Dataset entries:
# # # #

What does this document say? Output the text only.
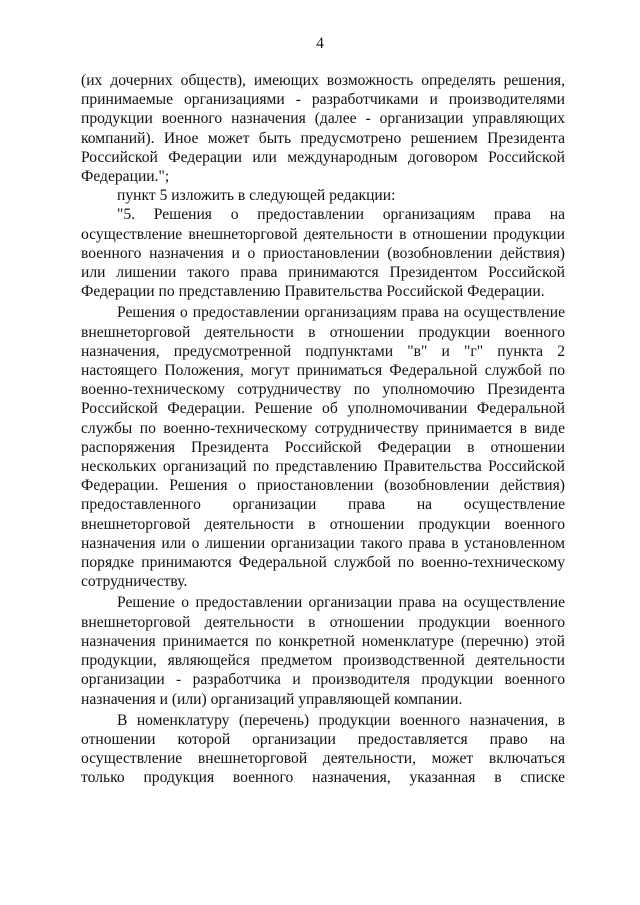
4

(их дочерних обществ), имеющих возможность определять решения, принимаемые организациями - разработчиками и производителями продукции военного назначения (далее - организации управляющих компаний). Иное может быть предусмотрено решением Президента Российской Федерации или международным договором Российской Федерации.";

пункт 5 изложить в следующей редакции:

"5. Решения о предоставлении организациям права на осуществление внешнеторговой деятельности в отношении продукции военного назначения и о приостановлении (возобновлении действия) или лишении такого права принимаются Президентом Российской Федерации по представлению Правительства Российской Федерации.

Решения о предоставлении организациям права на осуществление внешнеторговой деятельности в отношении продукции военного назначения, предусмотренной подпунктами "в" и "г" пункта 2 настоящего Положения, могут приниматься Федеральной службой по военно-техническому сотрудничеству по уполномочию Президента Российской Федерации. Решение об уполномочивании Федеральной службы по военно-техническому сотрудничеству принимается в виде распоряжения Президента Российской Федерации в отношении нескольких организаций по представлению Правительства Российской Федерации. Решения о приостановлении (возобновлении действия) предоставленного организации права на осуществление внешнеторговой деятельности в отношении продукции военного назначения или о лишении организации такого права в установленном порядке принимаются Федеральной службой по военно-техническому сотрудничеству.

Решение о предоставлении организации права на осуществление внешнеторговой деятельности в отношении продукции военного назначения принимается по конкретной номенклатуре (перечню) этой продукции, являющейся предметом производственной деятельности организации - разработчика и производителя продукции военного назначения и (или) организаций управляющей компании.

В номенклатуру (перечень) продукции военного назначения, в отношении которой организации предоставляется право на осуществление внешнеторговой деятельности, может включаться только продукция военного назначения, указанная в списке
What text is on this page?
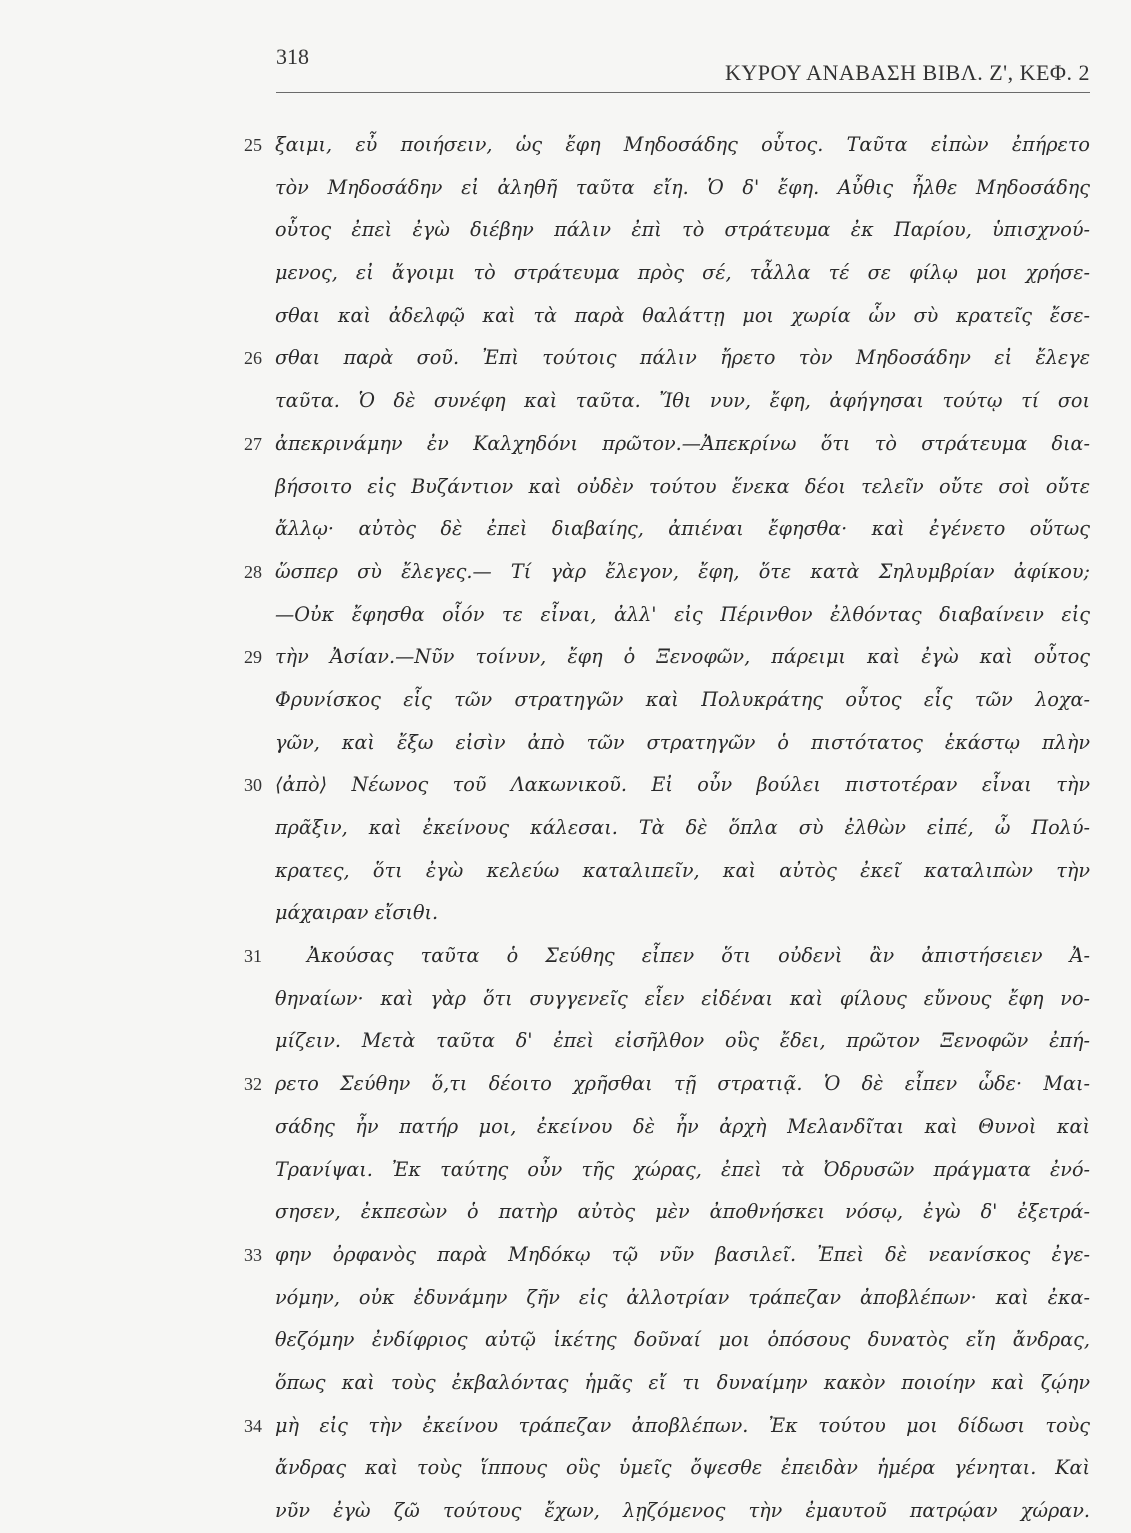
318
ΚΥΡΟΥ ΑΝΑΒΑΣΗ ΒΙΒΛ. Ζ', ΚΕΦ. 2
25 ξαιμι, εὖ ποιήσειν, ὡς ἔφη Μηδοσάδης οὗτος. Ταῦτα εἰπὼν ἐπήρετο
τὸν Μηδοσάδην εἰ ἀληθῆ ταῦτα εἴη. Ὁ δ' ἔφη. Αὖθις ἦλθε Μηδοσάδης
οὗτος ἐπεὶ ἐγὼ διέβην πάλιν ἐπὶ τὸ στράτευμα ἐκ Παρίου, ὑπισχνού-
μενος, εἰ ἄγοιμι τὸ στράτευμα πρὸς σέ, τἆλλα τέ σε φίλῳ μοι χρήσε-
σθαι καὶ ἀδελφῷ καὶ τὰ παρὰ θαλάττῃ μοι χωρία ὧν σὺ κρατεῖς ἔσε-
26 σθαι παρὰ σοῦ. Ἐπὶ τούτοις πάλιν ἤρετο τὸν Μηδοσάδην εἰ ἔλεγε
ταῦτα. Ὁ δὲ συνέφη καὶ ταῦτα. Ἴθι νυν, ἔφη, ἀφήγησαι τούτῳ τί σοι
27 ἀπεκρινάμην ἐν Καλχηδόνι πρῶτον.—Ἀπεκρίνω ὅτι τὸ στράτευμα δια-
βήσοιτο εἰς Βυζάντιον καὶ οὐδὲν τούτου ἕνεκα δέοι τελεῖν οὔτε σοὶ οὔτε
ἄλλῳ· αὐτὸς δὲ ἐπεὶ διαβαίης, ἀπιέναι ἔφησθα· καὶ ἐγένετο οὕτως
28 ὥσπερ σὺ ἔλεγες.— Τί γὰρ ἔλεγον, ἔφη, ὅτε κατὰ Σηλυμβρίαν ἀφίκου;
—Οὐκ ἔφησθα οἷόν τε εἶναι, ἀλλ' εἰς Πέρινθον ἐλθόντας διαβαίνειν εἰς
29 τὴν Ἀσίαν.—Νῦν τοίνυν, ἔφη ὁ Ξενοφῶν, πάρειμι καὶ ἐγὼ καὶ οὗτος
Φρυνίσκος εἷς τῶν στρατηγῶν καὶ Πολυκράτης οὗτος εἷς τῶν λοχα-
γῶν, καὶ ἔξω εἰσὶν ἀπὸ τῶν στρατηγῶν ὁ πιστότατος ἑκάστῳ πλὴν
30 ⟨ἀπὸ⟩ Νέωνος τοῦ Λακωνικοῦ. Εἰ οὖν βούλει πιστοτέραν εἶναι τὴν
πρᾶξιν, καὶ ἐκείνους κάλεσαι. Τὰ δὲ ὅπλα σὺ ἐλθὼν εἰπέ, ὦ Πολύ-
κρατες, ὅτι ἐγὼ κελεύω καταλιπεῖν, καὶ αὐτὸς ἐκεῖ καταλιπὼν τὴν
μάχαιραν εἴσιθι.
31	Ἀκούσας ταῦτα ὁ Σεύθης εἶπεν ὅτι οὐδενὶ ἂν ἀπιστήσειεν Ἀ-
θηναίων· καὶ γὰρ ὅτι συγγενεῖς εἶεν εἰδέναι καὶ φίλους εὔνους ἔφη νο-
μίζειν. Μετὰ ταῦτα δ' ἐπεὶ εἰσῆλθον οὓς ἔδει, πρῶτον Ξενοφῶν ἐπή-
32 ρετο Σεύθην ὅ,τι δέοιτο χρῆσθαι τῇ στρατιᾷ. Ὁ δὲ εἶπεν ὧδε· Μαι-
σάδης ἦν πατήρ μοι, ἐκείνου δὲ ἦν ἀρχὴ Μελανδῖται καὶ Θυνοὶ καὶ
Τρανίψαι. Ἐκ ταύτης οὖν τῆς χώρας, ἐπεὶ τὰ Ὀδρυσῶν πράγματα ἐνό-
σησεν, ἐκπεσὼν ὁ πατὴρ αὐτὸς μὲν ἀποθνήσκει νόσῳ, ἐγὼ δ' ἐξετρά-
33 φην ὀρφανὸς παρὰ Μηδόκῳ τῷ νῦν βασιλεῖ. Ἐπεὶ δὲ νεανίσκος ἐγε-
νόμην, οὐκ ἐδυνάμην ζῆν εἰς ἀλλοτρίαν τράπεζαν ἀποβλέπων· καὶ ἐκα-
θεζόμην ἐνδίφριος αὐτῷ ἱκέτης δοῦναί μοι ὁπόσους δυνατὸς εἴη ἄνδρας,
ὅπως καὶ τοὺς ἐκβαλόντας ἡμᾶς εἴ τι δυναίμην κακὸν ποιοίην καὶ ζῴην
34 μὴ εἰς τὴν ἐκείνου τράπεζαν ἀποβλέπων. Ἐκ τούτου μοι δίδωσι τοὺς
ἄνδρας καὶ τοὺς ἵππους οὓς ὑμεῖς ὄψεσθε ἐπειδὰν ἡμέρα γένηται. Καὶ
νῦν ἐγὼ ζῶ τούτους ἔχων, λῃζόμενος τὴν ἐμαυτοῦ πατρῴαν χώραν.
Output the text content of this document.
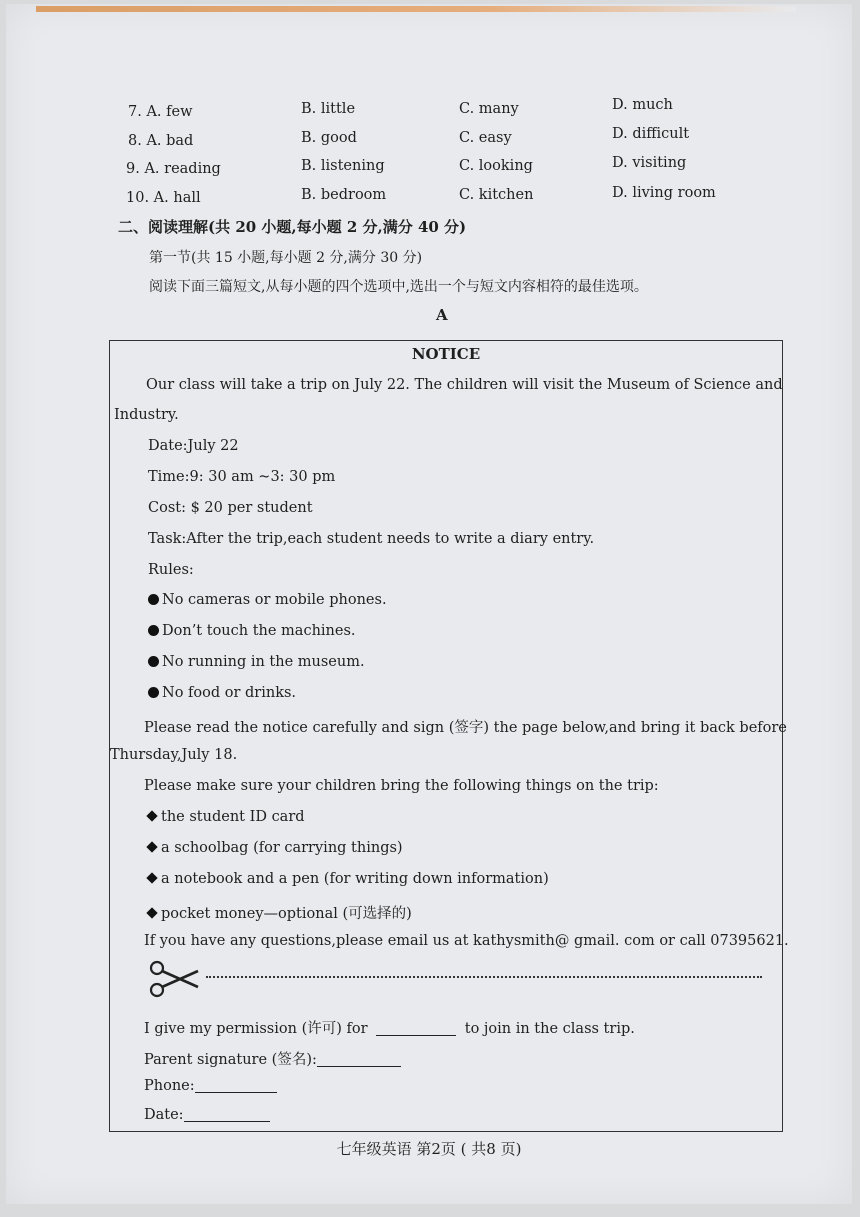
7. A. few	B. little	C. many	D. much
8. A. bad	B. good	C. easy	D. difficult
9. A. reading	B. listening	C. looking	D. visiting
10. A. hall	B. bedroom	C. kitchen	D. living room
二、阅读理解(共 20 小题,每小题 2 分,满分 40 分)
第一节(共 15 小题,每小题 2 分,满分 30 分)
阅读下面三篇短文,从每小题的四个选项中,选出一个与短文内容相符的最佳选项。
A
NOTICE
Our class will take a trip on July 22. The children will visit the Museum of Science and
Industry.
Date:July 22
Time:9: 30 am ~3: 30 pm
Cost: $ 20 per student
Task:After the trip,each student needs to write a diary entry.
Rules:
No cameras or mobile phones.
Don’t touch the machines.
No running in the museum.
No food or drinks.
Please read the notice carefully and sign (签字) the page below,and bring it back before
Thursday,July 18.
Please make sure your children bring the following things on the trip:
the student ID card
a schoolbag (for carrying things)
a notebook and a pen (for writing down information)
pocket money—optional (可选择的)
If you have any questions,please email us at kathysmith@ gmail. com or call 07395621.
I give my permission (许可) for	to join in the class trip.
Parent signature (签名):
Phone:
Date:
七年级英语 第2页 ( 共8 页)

# # # #

Task directions:
Only lines with the word "οὗτος" should be collected from the material.

Reply:
25 ξαιμι, εὖ ποιήσειν, ὡς ἔφη Μηδοσάδης οὗτος. Ταῦτα εἰπὼν ἐπήρετο
οὗτος ἐπεὶ ἐγὼ διέβην πάλιν ἐπὶ τὸ στράτευμα ἐκ Παρίου, ὑπισχνού-
29 τὴν Ἀσίαν.—Νῦν τοίνυν, ἔφη ὁ Ξενοφῶν, πάρειμι καὶ ἐγὼ καὶ οὗτος
Φρυνίσκος εἷς τῶν στρατηγῶν καὶ Πολυκράτης οὗτος εἷς τῶν λοχα-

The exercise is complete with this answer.